Lines containing the word "this" are the ones to copy from the records below.

◇ ◇ ◇ ◇ ◇

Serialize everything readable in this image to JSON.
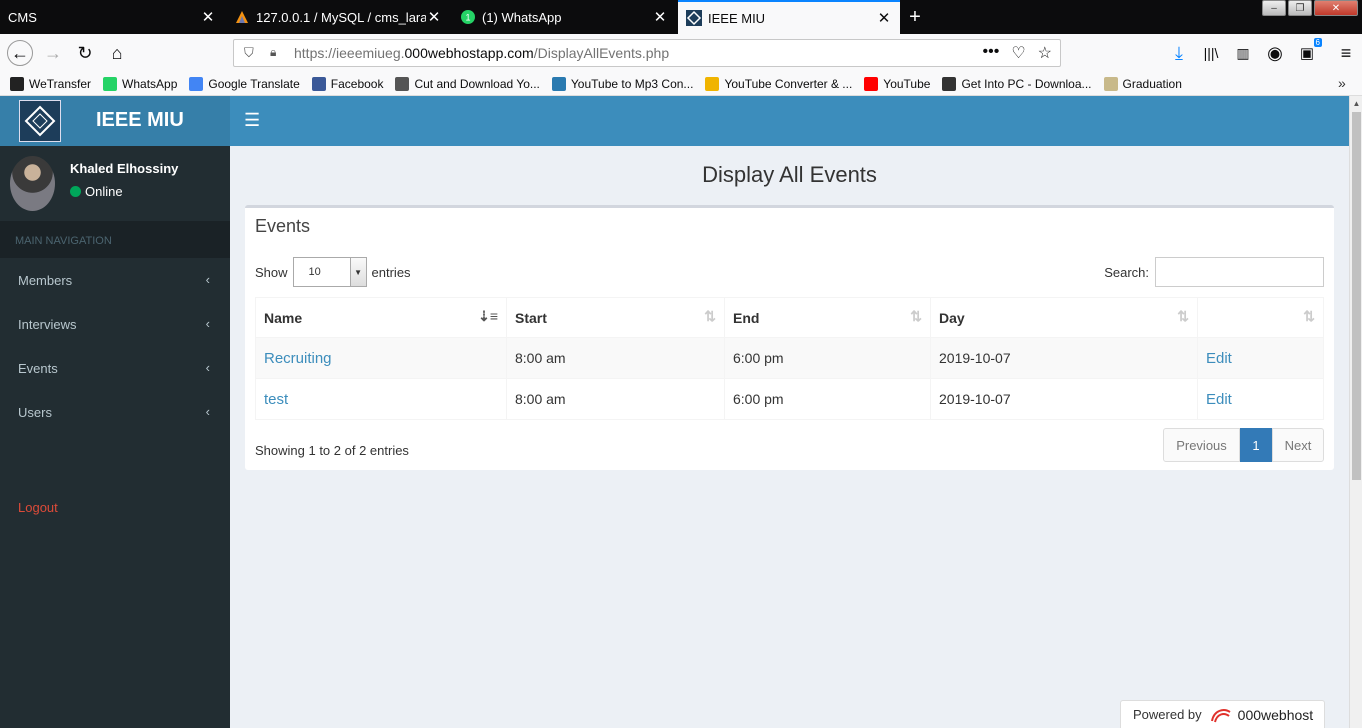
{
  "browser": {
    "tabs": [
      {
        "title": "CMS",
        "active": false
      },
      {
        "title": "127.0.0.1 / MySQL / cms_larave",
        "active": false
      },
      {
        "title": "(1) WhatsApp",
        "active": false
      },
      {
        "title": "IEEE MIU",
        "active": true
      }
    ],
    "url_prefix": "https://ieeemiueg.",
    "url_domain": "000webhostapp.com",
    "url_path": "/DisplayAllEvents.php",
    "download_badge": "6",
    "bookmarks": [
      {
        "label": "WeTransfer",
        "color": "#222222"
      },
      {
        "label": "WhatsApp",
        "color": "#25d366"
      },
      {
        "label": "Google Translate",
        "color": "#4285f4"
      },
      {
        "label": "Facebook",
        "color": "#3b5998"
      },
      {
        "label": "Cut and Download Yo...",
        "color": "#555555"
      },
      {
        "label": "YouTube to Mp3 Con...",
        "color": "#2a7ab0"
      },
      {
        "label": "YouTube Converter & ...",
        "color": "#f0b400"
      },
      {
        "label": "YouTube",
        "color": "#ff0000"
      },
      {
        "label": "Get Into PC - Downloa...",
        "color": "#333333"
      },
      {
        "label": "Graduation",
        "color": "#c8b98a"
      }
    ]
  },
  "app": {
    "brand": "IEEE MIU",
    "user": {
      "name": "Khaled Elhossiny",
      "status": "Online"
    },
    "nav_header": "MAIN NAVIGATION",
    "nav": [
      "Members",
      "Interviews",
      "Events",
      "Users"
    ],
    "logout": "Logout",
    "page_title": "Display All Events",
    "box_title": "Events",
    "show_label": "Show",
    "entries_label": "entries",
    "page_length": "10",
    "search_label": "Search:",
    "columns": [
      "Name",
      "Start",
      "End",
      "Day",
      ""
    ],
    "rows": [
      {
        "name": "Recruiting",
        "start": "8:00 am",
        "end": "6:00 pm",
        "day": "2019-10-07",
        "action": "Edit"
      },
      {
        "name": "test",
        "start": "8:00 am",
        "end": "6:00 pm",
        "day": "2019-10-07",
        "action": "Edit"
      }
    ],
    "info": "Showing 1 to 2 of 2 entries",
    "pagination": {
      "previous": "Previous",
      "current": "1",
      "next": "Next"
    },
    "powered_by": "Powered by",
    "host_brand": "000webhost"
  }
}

◇ ◇ ◇ ◇ ◇

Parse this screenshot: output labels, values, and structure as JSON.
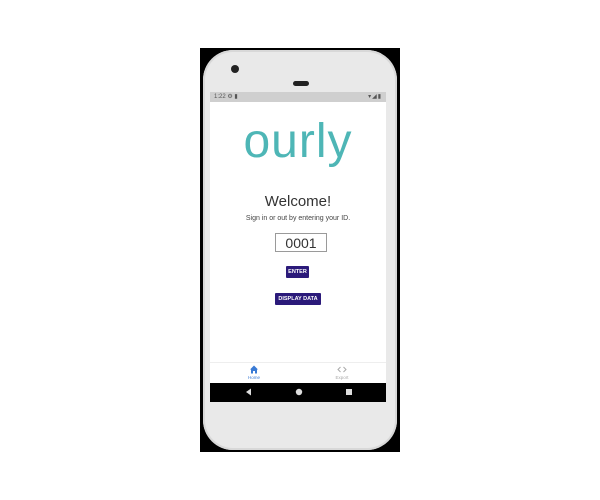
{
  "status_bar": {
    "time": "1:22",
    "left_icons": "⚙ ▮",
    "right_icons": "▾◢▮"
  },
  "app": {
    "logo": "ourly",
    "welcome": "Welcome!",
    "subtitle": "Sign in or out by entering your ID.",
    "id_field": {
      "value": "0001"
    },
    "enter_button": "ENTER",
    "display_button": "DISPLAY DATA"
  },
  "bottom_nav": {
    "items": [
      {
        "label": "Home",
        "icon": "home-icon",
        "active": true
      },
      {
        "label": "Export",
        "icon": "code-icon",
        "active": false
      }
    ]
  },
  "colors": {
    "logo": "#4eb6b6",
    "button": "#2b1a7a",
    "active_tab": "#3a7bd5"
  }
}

◇ ◇ ◇ ◇ ◇

[WRITTEN ANSWER]
Serialize everything readable in this image to JSON.
Parse this screenshot: output labels, values, and structure as JSON.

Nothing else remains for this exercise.